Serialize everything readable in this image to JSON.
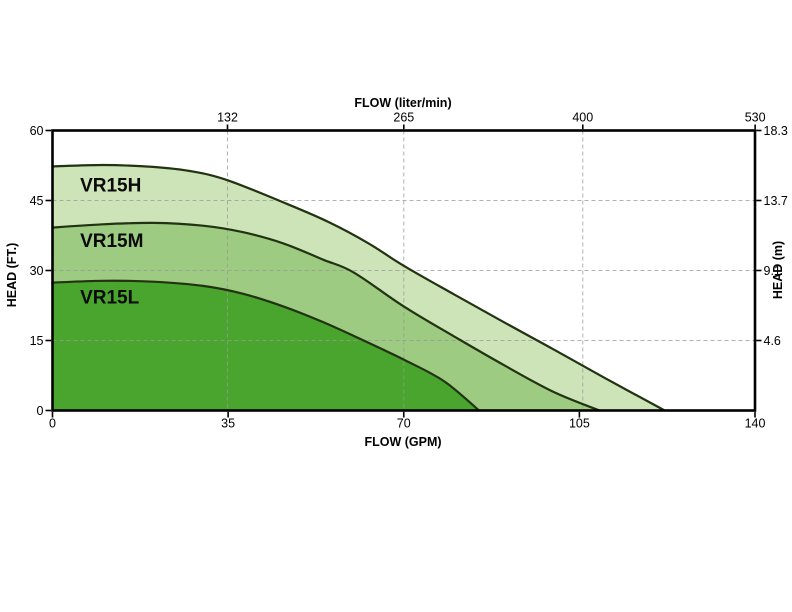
{
  "chart_data": {
    "type": "area",
    "description": "Pump performance curves: head vs flow for three pump models",
    "x_bottom": {
      "label": "FLOW (GPM)",
      "ticks": [
        0,
        35,
        70,
        105,
        140
      ],
      "range": [
        0,
        140
      ]
    },
    "x_top": {
      "label": "FLOW (liter/min)",
      "ticks": [
        132,
        265,
        400,
        530
      ],
      "lmin_per_gpm": 3.785
    },
    "y_left": {
      "label": "HEAD (FT.)",
      "ticks": [
        0,
        15,
        30,
        45,
        60
      ],
      "range": [
        0,
        60
      ]
    },
    "y_right": {
      "label": "HEAD (m)",
      "ticks": [
        {
          "ft": 15,
          "label": "4.6"
        },
        {
          "ft": 30,
          "label": "9.1"
        },
        {
          "ft": 45,
          "label": "13.7"
        },
        {
          "ft": 60,
          "label": "18.3"
        }
      ]
    },
    "grid": {
      "horizontal_ft": [
        15,
        30,
        45
      ],
      "vertical_lmin": [
        132,
        265,
        400
      ]
    },
    "series": [
      {
        "name": "VR15H",
        "fill": "#cde3b8",
        "shutoff_head_ft": 52.3,
        "max_flow_gpm": 122,
        "points_gpm_ft": [
          [
            0,
            52.3
          ],
          [
            10,
            52.6
          ],
          [
            20,
            52.2
          ],
          [
            28,
            51.2
          ],
          [
            35,
            49.3
          ],
          [
            46,
            44.6
          ],
          [
            55,
            40.4
          ],
          [
            63,
            35.8
          ],
          [
            70,
            31
          ],
          [
            80,
            24.9
          ],
          [
            90,
            18.9
          ],
          [
            100,
            13
          ],
          [
            110,
            7
          ],
          [
            122,
            0
          ]
        ],
        "label_at_gpm_ft": [
          5.5,
          48.2
        ]
      },
      {
        "name": "VR15M",
        "fill": "#9ccb81",
        "shutoff_head_ft": 39.2,
        "max_flow_gpm": 109,
        "points_gpm_ft": [
          [
            0,
            39.2
          ],
          [
            10,
            39.9
          ],
          [
            20,
            40.2
          ],
          [
            30,
            39.6
          ],
          [
            38,
            38.2
          ],
          [
            46,
            35.8
          ],
          [
            54,
            32.3
          ],
          [
            60,
            29.6
          ],
          [
            70,
            22.3
          ],
          [
            80,
            15.9
          ],
          [
            90,
            9.7
          ],
          [
            100,
            3.9
          ],
          [
            109,
            0
          ]
        ],
        "label_at_gpm_ft": [
          5.5,
          36.3
        ]
      },
      {
        "name": "VR15L",
        "fill": "#49a52e",
        "shutoff_head_ft": 27.4,
        "max_flow_gpm": 85,
        "points_gpm_ft": [
          [
            0,
            27.4
          ],
          [
            10,
            27.8
          ],
          [
            20,
            27.6
          ],
          [
            30,
            26.7
          ],
          [
            38,
            25
          ],
          [
            46,
            22.3
          ],
          [
            54,
            18.9
          ],
          [
            62,
            15
          ],
          [
            70,
            10.9
          ],
          [
            78,
            6.3
          ],
          [
            85,
            0
          ]
        ],
        "label_at_gpm_ft": [
          5.5,
          24.2
        ]
      }
    ],
    "style": {
      "curve_color": "#223311",
      "grid_color": "#999999",
      "axis_color": "#000000",
      "background": "#ffffff"
    }
  }
}
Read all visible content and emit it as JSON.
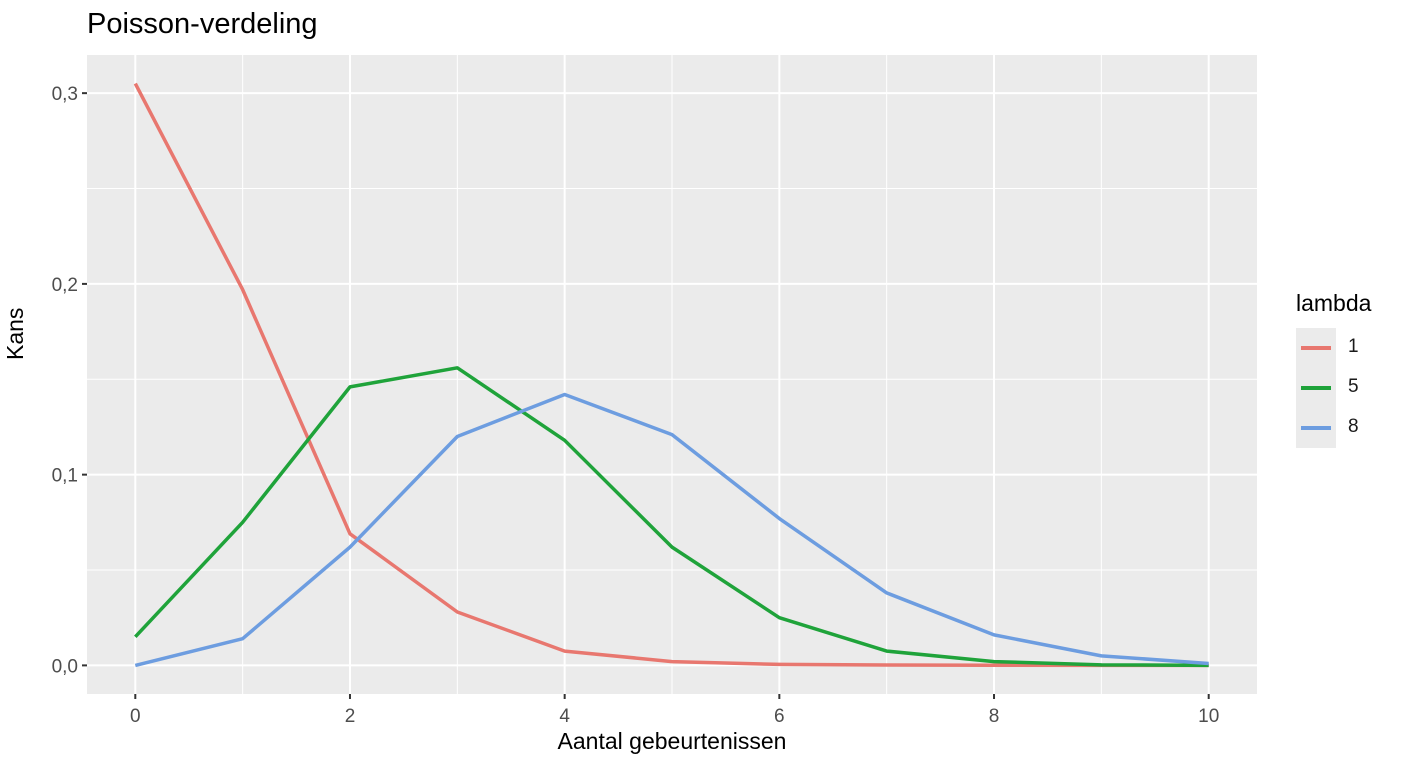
{
  "chart_data": {
    "type": "line",
    "title": "Poisson-verdeling",
    "xlabel": "Aantal gebeurtenissen",
    "ylabel": "Kans",
    "x": [
      0,
      1,
      2,
      3,
      4,
      5,
      6,
      7,
      8,
      9,
      10
    ],
    "xlim": [
      -0.45,
      10.45
    ],
    "ylim": [
      -0.015,
      0.32
    ],
    "x_ticks": [
      0,
      2,
      4,
      6,
      8,
      10
    ],
    "x_tick_labels": [
      "0",
      "2",
      "4",
      "6",
      "8",
      "10"
    ],
    "y_ticks": [
      0.0,
      0.1,
      0.2,
      0.3
    ],
    "y_tick_labels": [
      "0,0",
      "0,1",
      "0,2",
      "0,3"
    ],
    "grid": true,
    "legend": {
      "title": "lambda",
      "position": "right"
    },
    "series": [
      {
        "name": "1",
        "color": "#e8776f",
        "values": [
          0.305,
          0.197,
          0.069,
          0.028,
          0.0075,
          0.002,
          0.0005,
          0.0002,
          0.0001,
          0.0,
          0.0
        ]
      },
      {
        "name": "5",
        "color": "#1fa33a",
        "values": [
          0.015,
          0.075,
          0.146,
          0.156,
          0.118,
          0.062,
          0.025,
          0.0075,
          0.002,
          0.0003,
          0.0
        ]
      },
      {
        "name": "8",
        "color": "#6d9de0",
        "values": [
          0.0,
          0.014,
          0.062,
          0.12,
          0.142,
          0.121,
          0.077,
          0.038,
          0.016,
          0.005,
          0.001
        ]
      }
    ]
  },
  "panel": {
    "background": "#ebebeb",
    "grid_color": "#ffffff"
  }
}
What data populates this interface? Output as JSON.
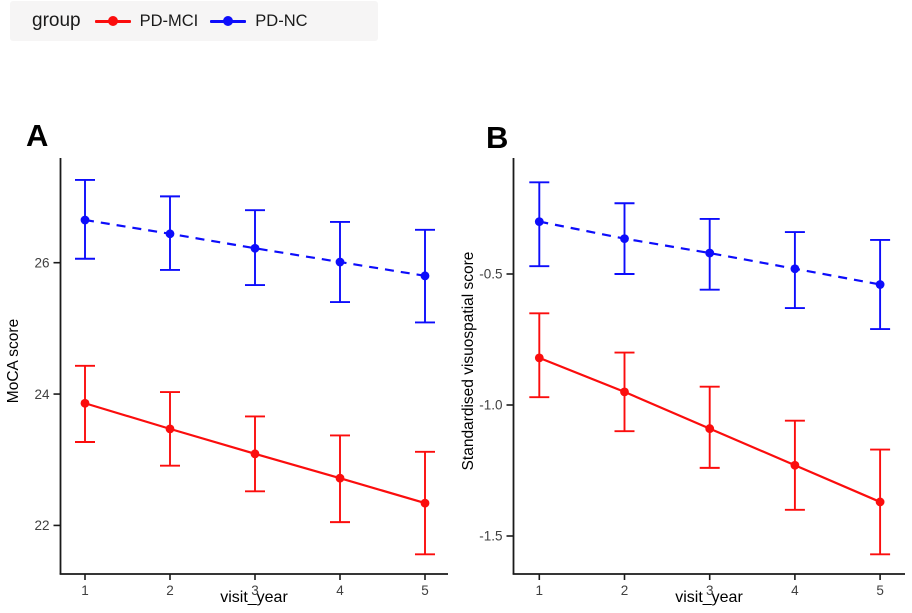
{
  "legend": {
    "title": "group",
    "items": [
      {
        "label": "PD-MCI",
        "color": "#fb0d0d"
      },
      {
        "label": "PD-NC",
        "color": "#0d0dfb"
      }
    ]
  },
  "chart_data": [
    {
      "id": "A",
      "panel_label": "A",
      "type": "line",
      "subtype": "point-range-errorbar",
      "title": "",
      "xlabel": "visit_year",
      "ylabel": "MoCA score",
      "x": [
        1,
        2,
        3,
        4,
        5
      ],
      "xtick_labels": [
        "1",
        "2",
        "3",
        "4",
        "5"
      ],
      "yticks": [
        22,
        24,
        26
      ],
      "ytick_labels": [
        "22",
        "24",
        "26"
      ],
      "ylim": [
        21.25,
        27.6
      ],
      "grid": false,
      "legend_position": "top-left-above-figure",
      "series": [
        {
          "name": "PD-MCI",
          "color": "#fb0d0d",
          "linestyle": "solid",
          "values": [
            23.86,
            23.47,
            23.09,
            22.72,
            22.34
          ],
          "lower": [
            23.27,
            22.91,
            22.52,
            22.05,
            21.56
          ],
          "upper": [
            24.43,
            24.03,
            23.66,
            23.37,
            23.12
          ]
        },
        {
          "name": "PD-NC",
          "color": "#0d0dfb",
          "linestyle": "dashed",
          "values": [
            26.65,
            26.44,
            26.22,
            26.01,
            25.8
          ],
          "lower": [
            26.06,
            25.89,
            25.66,
            25.4,
            25.09
          ],
          "upper": [
            27.26,
            27.01,
            26.8,
            26.62,
            26.5
          ]
        }
      ]
    },
    {
      "id": "B",
      "panel_label": "B",
      "type": "line",
      "subtype": "point-range-errorbar",
      "title": "",
      "xlabel": "visit_year",
      "ylabel": "Standardised visuospatial score",
      "x": [
        1,
        2,
        3,
        4,
        5
      ],
      "xtick_labels": [
        "1",
        "2",
        "3",
        "4",
        "5"
      ],
      "yticks": [
        -0.5,
        -1.0,
        -1.5
      ],
      "ytick_labels": [
        "-0.5",
        "-1.0",
        "-1.5"
      ],
      "ylim": [
        -1.65,
        -0.03
      ],
      "grid": false,
      "legend_position": "top-left-above-figure",
      "series": [
        {
          "name": "PD-MCI",
          "color": "#fb0d0d",
          "linestyle": "solid",
          "values": [
            -0.82,
            -0.95,
            -1.09,
            -1.23,
            -1.37
          ],
          "lower": [
            -0.97,
            -1.1,
            -1.24,
            -1.4,
            -1.57
          ],
          "upper": [
            -0.65,
            -0.8,
            -0.93,
            -1.06,
            -1.17
          ]
        },
        {
          "name": "PD-NC",
          "color": "#0d0dfb",
          "linestyle": "dashed",
          "values": [
            -0.3,
            -0.365,
            -0.42,
            -0.48,
            -0.54
          ],
          "lower": [
            -0.47,
            -0.5,
            -0.56,
            -0.63,
            -0.71
          ],
          "upper": [
            -0.15,
            -0.23,
            -0.29,
            -0.34,
            -0.37
          ]
        }
      ]
    }
  ]
}
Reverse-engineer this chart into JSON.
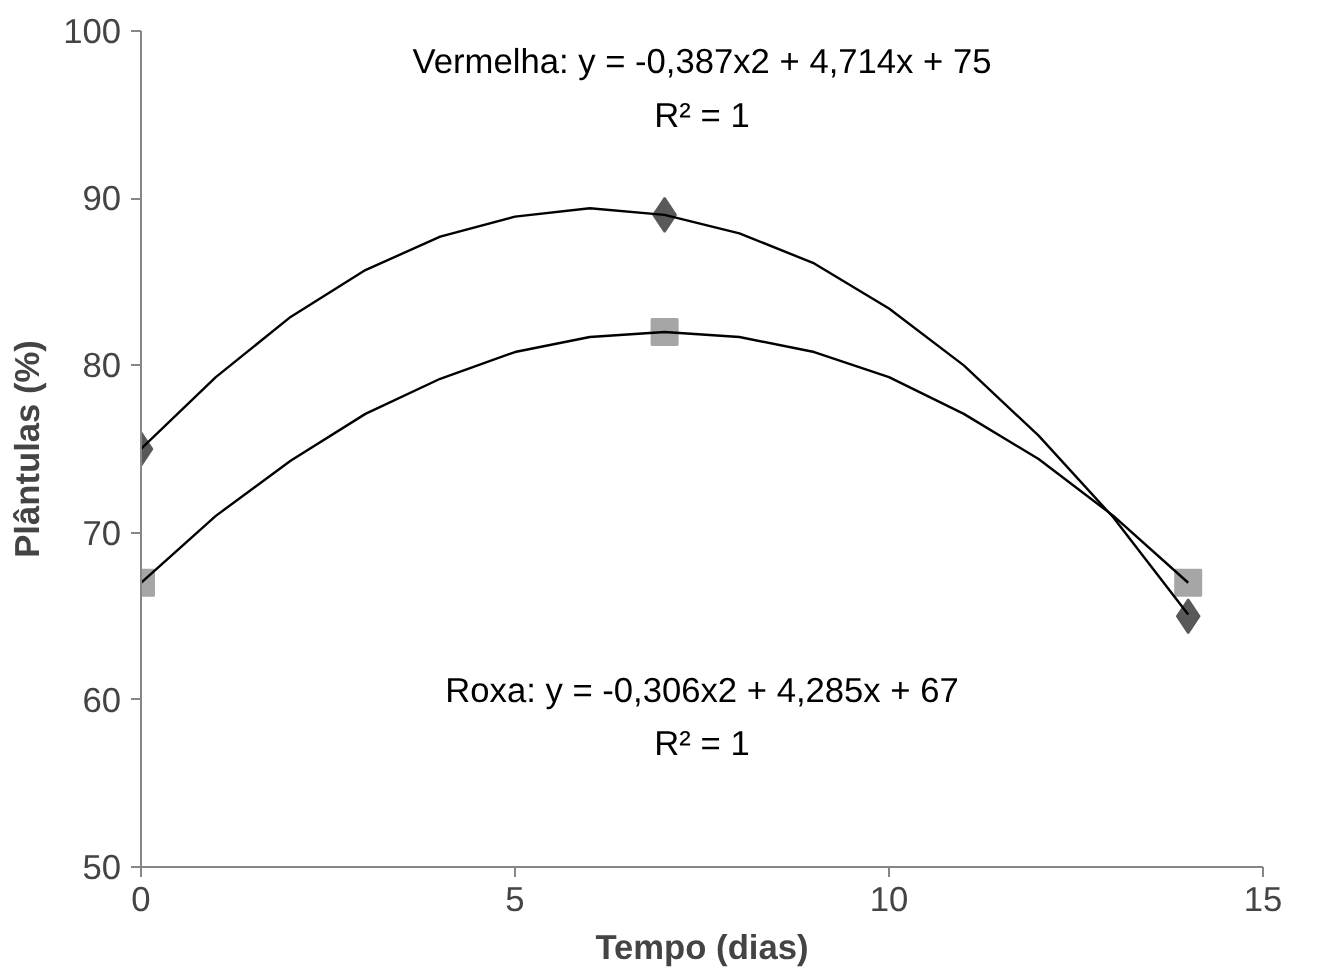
{
  "chart_data": {
    "type": "scatter",
    "xlabel": "Tempo (dias)",
    "ylabel": "Plântulas (%)",
    "xlim": [
      0,
      15
    ],
    "xticks": [
      0,
      5,
      10,
      15
    ],
    "ylim": [
      50,
      100
    ],
    "yticks": [
      50,
      60,
      70,
      80,
      90,
      100
    ],
    "grid": false,
    "series": [
      {
        "type": "line",
        "color": "#000000",
        "x": [
          0,
          1,
          2,
          3,
          4,
          5,
          6,
          7,
          8,
          9,
          10,
          11,
          12,
          13,
          14
        ],
        "values": [
          75,
          79.3,
          82.9,
          85.7,
          87.7,
          88.9,
          89.4,
          89.0,
          87.9,
          86.1,
          83.4,
          80.0,
          75.8,
          70.9,
          65.1
        ]
      },
      {
        "type": "line",
        "color": "#000000",
        "x": [
          0,
          1,
          2,
          3,
          4,
          5,
          6,
          7,
          8,
          9,
          10,
          11,
          12,
          13,
          14
        ],
        "values": [
          67,
          71.0,
          74.3,
          77.1,
          79.2,
          80.8,
          81.7,
          82.0,
          81.7,
          80.8,
          79.3,
          77.1,
          74.4,
          71.0,
          67.0
        ]
      },
      {
        "color": "#595959",
        "marker": "diamond",
        "x": [
          0,
          7,
          14
        ],
        "values": [
          75,
          89,
          65
        ]
      },
      {
        "color": "#a6a6a6",
        "marker": "square",
        "x": [
          0,
          7,
          14
        ],
        "values": [
          67,
          82,
          67
        ]
      }
    ],
    "annotations": [
      "Vermelha: y = -0,387x2 + 4,714x + 75",
      "R² = 1",
      "Roxa: y = -0,306x2 + 4,285x + 67",
      "R² = 1"
    ]
  }
}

_Exercise_: Count every line of the material above that holds the string "score", then state only the total.

_Worked solution_: 2